Saved data entries
··········
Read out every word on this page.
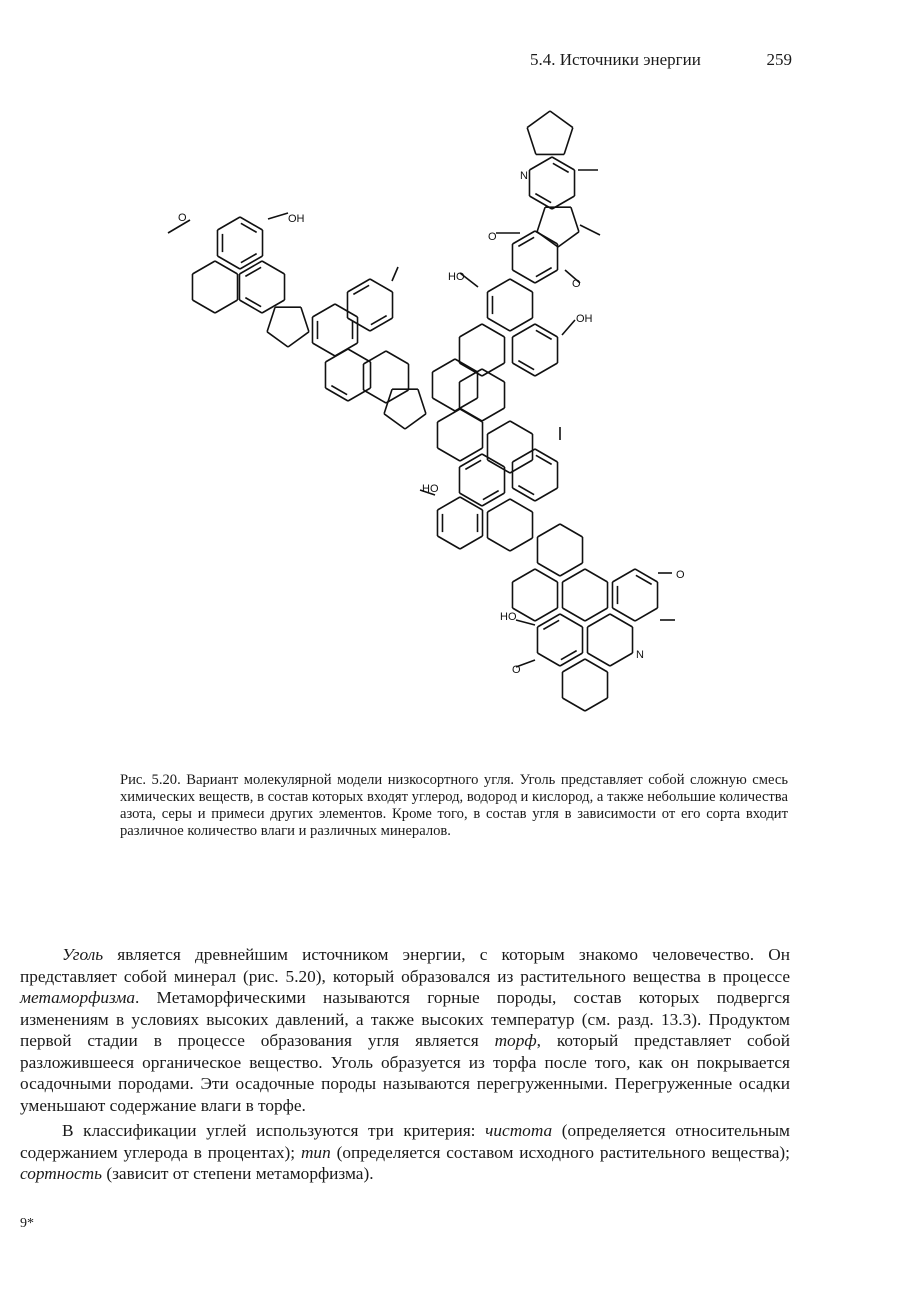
5.4. Источники энергии	259
O	OH
N
O
O
HO
OH
HO
O
HO
O
N
Рис. 5.20. Вариант молекулярной модели низкосортного угля. Уголь представляет собой сложную смесь химических веществ, в состав которых входят углерод, водород и кислород, а также небольшие количества азота, серы и примеси других элементов. Кроме того, в состав угля в зависимости от его сорта входит различное количество влаги и различных минералов.

Уголь является древнейшим источником энергии, с которым знакомо человечество. Он представляет собой минерал (рис. 5.20), который образовался из растительного вещества в процессе метаморфизма. Метаморфическими называются горные породы, состав которых подвергся изменениям в условиях высоких давлений, а также высоких температур (см. разд. 13.3). Продуктом первой стадии в процессе образования угля является торф, который представляет собой разложившееся органическое вещество. Уголь образуется из торфа после того, как он покрывается осадочными породами. Эти осадочные породы называются перегруженными. Перегруженные осадки уменьшают содержание влаги в торфе.

В классификации углей используются три критерия: чистота (определяется относительным содержанием углерода в процентах); тип (определяется составом исходного растительного вещества); сортность (зависит от степени метаморфизма).

9*
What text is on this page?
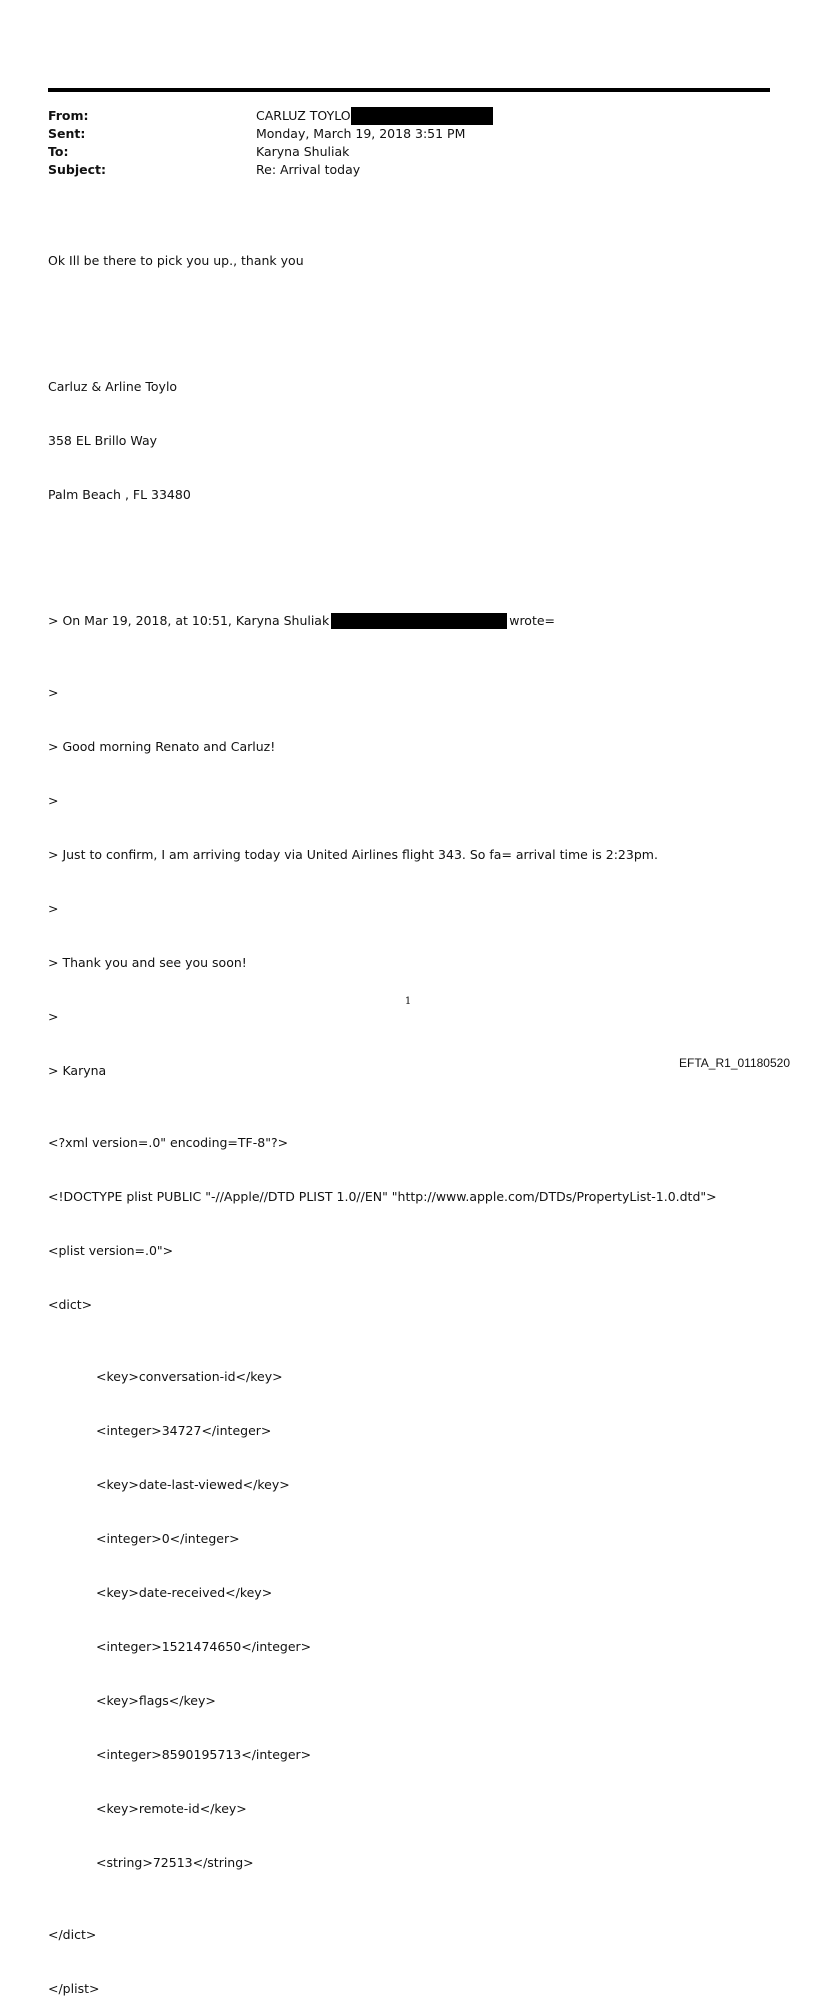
From:	CARLUZ TOYLO
Sent:	Monday, March 19, 2018 3:51 PM
To:	Karyna Shuliak
Subject:	Re: Arrival today

Ok Ill be there to pick you up., thank you

Carluz & Arline Toylo

358 EL Brillo Way

Palm Beach , FL 33480

> On Mar 19, 2018, at 10:51, Karyna Shuliak	wrote=

>

> Good morning Renato and Carluz!

>

> Just to confirm, I am arriving today via United Airlines flight 343. So fa= arrival time is 2:23pm.

>

> Thank you and see you soon!

>

> Karyna

<?xml version=.0" encoding=TF-8"?>

<!DOCTYPE plist PUBLIC "-//Apple//DTD PLIST 1.0//EN" "http://www.apple.com/DTDs/PropertyList-1.0.dtd">

<plist version=.0">

<dict>

<key>conversation-id</key>

<integer>34727</integer>

<key>date-last-viewed</key>

<integer>0</integer>

<key>date-received</key>

<integer>1521474650</integer>

<key>flags</key>

<integer>8590195713</integer>

<key>remote-id</key>

<string>72513</string>

</dict>

</plist>

1
EFTA_R1_01180520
··········
* **Written request**
Transcribe each line above verbatim, with the pictures left out.

* **Full output**
Read out every word on this page.
5.4. Источники энергии	259
O	OH
N
O
O
HO
OH
HO
O
HO
O
N
Рис. 5.20. Вариант молекулярной модели низкосортного угля. Уголь представляет собой сложную смесь химических веществ, в состав которых входят углерод, водород и кислород, а также небольшие количества азота, серы и примеси других элементов. Кроме того, в состав угля в зависимости от его сорта входит различное количество влаги и различных минералов.

Уголь является древнейшим источником энергии, с которым знакомо человечество. Он представляет собой минерал (рис. 5.20), который образовался из растительного вещества в процессе метаморфизма. Метаморфическими называются горные породы, состав которых подвергся изменениям в условиях высоких давлений, а также высоких температур (см. разд. 13.3). Продуктом первой стадии в процессе образования угля является торф, который представляет собой разложившееся органическое вещество. Уголь образуется из торфа после того, как он покрывается осадочными породами. Эти осадочные породы называются перегруженными. Перегруженные осадки уменьшают содержание влаги в торфе.

В классификации углей используются три критерия: чистота (определяется относительным содержанием углерода в процентах); тип (определяется составом исходного растительного вещества); сортность (зависит от степени метаморфизма).

9*
What text is on this page?
From:	CARLUZ TOYLO
Sent:	Monday, March 19, 2018 3:51 PM
To:	Karyna Shuliak
Subject:	Re: Arrival today

Ok Ill be there to pick you up., thank you

Carluz & Arline Toylo

358 EL Brillo Way

Palm Beach , FL 33480

> On Mar 19, 2018, at 10:51, Karyna Shuliak	wrote=

>

> Good morning Renato and Carluz!

>

> Just to confirm, I am arriving today via United Airlines flight 343. So fa= arrival time is 2:23pm.

>

> Thank you and see you soon!

>

> Karyna

<?xml version=.0" encoding=TF-8"?>

<!DOCTYPE plist PUBLIC "-//Apple//DTD PLIST 1.0//EN" "http://www.apple.com/DTDs/PropertyList-1.0.dtd">

<plist version=.0">

<dict>

<key>conversation-id</key>

<integer>34727</integer>

<key>date-last-viewed</key>

<integer>0</integer>

<key>date-received</key>

<integer>1521474650</integer>

<key>flags</key>

<integer>8590195713</integer>

<key>remote-id</key>

<string>72513</string>

</dict>

</plist>

1
EFTA_R1_01180520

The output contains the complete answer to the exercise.